Repeat, line for line, the entries printed below.
* * *
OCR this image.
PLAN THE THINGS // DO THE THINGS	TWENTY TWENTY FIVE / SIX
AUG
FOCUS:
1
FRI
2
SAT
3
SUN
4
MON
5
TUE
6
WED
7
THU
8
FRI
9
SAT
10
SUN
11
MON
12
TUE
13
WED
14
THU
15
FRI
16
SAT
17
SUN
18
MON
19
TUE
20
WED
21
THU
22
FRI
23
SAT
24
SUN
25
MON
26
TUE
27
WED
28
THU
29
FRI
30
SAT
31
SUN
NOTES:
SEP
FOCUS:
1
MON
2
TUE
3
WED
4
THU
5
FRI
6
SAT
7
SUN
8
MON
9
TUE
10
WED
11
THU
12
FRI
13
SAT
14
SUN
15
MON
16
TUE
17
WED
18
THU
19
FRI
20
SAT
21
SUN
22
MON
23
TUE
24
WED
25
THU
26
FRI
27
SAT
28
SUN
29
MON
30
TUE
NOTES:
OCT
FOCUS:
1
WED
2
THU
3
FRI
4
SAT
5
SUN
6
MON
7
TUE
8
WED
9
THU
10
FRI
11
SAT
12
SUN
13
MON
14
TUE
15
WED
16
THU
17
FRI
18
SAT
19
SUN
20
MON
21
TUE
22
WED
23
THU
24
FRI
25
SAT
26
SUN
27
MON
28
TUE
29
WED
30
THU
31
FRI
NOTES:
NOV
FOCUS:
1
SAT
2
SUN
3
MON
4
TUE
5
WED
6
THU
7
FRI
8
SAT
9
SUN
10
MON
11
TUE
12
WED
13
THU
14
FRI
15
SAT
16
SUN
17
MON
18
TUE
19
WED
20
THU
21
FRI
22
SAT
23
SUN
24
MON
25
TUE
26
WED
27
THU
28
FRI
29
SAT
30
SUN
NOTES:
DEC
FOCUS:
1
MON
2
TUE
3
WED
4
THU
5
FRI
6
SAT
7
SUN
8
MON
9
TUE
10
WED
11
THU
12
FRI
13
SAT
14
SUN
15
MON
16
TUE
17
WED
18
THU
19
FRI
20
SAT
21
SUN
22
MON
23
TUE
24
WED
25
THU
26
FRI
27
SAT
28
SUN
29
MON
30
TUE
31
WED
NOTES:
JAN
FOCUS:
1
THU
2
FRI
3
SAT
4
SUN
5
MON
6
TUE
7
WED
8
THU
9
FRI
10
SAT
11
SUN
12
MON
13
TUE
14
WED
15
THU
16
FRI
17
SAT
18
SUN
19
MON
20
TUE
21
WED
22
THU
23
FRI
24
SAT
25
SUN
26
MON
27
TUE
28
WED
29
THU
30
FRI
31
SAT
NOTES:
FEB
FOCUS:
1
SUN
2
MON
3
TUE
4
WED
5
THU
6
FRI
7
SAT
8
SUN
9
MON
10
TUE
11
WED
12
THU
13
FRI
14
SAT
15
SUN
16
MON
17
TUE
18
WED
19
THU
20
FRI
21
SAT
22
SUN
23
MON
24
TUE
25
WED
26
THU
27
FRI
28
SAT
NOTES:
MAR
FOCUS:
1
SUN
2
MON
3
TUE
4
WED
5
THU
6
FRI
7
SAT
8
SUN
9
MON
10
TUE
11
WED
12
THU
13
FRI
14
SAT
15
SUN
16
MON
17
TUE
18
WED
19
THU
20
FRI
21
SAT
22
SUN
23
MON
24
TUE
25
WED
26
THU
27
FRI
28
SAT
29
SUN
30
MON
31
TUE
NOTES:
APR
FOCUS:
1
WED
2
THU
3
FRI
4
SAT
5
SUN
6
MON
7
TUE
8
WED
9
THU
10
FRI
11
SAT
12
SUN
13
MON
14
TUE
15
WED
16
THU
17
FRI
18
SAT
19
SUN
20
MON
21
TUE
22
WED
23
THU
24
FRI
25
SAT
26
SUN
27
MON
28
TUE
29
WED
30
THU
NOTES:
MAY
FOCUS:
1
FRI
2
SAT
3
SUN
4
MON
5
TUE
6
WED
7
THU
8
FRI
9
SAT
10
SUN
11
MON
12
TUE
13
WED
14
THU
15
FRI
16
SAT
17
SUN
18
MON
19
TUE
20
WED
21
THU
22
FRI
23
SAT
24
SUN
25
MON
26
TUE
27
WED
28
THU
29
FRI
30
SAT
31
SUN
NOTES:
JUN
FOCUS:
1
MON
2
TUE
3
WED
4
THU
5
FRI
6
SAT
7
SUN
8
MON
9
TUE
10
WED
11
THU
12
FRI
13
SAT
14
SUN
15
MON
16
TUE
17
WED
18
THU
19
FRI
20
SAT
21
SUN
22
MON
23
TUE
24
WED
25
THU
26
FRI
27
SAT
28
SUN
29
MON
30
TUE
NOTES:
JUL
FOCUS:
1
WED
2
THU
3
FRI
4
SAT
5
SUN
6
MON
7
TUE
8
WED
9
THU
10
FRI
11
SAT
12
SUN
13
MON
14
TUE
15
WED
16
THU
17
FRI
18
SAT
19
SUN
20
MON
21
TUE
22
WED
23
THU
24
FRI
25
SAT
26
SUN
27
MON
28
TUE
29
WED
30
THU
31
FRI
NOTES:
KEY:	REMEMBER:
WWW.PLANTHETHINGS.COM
* * *
- _Task answer_
OCR this image.
PLAN THE THINGS // DO THE THINGS	TWENTY TWENTY FIVE / SIX
AUG
FOCUS:
1
FRI
2
SAT
3
SUN
4
MON
5
TUE
6
WED
7
THU
8
FRI
9
SAT
10
SUN
11
MON
12
TUE
13
WED
14
THU
15
FRI
16
SAT
17
SUN
18
MON
19
TUE
20
WED
21
THU
22
FRI
23
SAT
24
SUN
25
MON
26
TUE
27
WED
28
THU
29
FRI
30
SAT
31
SUN
NOTES:
SEP
FOCUS:
1
MON
2
TUE
3
WED
4
THU
5
FRI
6
SAT
7
SUN
8
MON
9
TUE
10
WED
11
THU
12
FRI
13
SAT
14
SUN
15
MON
16
TUE
17
WED
18
THU
19
FRI
20
SAT
21
SUN
22
MON
23
TUE
24
WED
25
THU
26
FRI
27
SAT
28
SUN
29
MON
30
TUE
NOTES:
OCT
FOCUS:
1
WED
2
THU
3
FRI
4
SAT
5
SUN
6
MON
7
TUE
8
WED
9
THU
10
FRI
11
SAT
12
SUN
13
MON
14
TUE
15
WED
16
THU
17
FRI
18
SAT
19
SUN
20
MON
21
TUE
22
WED
23
THU
24
FRI
25
SAT
26
SUN
27
MON
28
TUE
29
WED
30
THU
31
FRI
NOTES:
NOV
FOCUS:
1
SAT
2
SUN
3
MON
4
TUE
5
WED
6
THU
7
FRI
8
SAT
9
SUN
10
MON
11
TUE
12
WED
13
THU
14
FRI
15
SAT
16
SUN
17
MON
18
TUE
19
WED
20
THU
21
FRI
22
SAT
23
SUN
24
MON
25
TUE
26
WED
27
THU
28
FRI
29
SAT
30
SUN
NOTES:
DEC
FOCUS:
1
MON
2
TUE
3
WED
4
THU
5
FRI
6
SAT
7
SUN
8
MON
9
TUE
10
WED
11
THU
12
FRI
13
SAT
14
SUN
15
MON
16
TUE
17
WED
18
THU
19
FRI
20
SAT
21
SUN
22
MON
23
TUE
24
WED
25
THU
26
FRI
27
SAT
28
SUN
29
MON
30
TUE
31
WED
NOTES:
JAN
FOCUS:
1
THU
2
FRI
3
SAT
4
SUN
5
MON
6
TUE
7
WED
8
THU
9
FRI
10
SAT
11
SUN
12
MON
13
TUE
14
WED
15
THU
16
FRI
17
SAT
18
SUN
19
MON
20
TUE
21
WED
22
THU
23
FRI
24
SAT
25
SUN
26
MON
27
TUE
28
WED
29
THU
30
FRI
31
SAT
NOTES:
FEB
FOCUS:
1
SUN
2
MON
3
TUE
4
WED
5
THU
6
FRI
7
SAT
8
SUN
9
MON
10
TUE
11
WED
12
THU
13
FRI
14
SAT
15
SUN
16
MON
17
TUE
18
WED
19
THU
20
FRI
21
SAT
22
SUN
23
MON
24
TUE
25
WED
26
THU
27
FRI
28
SAT
NOTES:
MAR
FOCUS:
1
SUN
2
MON
3
TUE
4
WED
5
THU
6
FRI
7
SAT
8
SUN
9
MON
10
TUE
11
WED
12
THU
13
FRI
14
SAT
15
SUN
16
MON
17
TUE
18
WED
19
THU
20
FRI
21
SAT
22
SUN
23
MON
24
TUE
25
WED
26
THU
27
FRI
28
SAT
29
SUN
30
MON
31
TUE
NOTES:
APR
FOCUS:
1
WED
2
THU
3
FRI
4
SAT
5
SUN
6
MON
7
TUE
8
WED
9
THU
10
FRI
11
SAT
12
SUN
13
MON
14
TUE
15
WED
16
THU
17
FRI
18
SAT
19
SUN
20
MON
21
TUE
22
WED
23
THU
24
FRI
25
SAT
26
SUN
27
MON
28
TUE
29
WED
30
THU
NOTES:
MAY
FOCUS:
1
FRI
2
SAT
3
SUN
4
MON
5
TUE
6
WED
7
THU
8
FRI
9
SAT
10
SUN
11
MON
12
TUE
13
WED
14
THU
15
FRI
16
SAT
17
SUN
18
MON
19
TUE
20
WED
21
THU
22
FRI
23
SAT
24
SUN
25
MON
26
TUE
27
WED
28
THU
29
FRI
30
SAT
31
SUN
NOTES:
JUN
FOCUS:
1
MON
2
TUE
3
WED
4
THU
5
FRI
6
SAT
7
SUN
8
MON
9
TUE
10
WED
11
THU
12
FRI
13
SAT
14
SUN
15
MON
16
TUE
17
WED
18
THU
19
FRI
20
SAT
21
SUN
22
MON
23
TUE
24
WED
25
THU
26
FRI
27
SAT
28
SUN
29
MON
30
TUE
NOTES:
JUL
FOCUS:
1
WED
2
THU
3
FRI
4
SAT
5
SUN
6
MON
7
TUE
8
WED
9
THU
10
FRI
11
SAT
12
SUN
13
MON
14
TUE
15
WED
16
THU
17
FRI
18
SAT
19
SUN
20
MON
21
TUE
22
WED
23
THU
24
FRI
25
SAT
26
SUN
27
MON
28
TUE
29
WED
30
THU
31
FRI
NOTES:
KEY:	REMEMBER:
WWW.PLANTHETHINGS.COM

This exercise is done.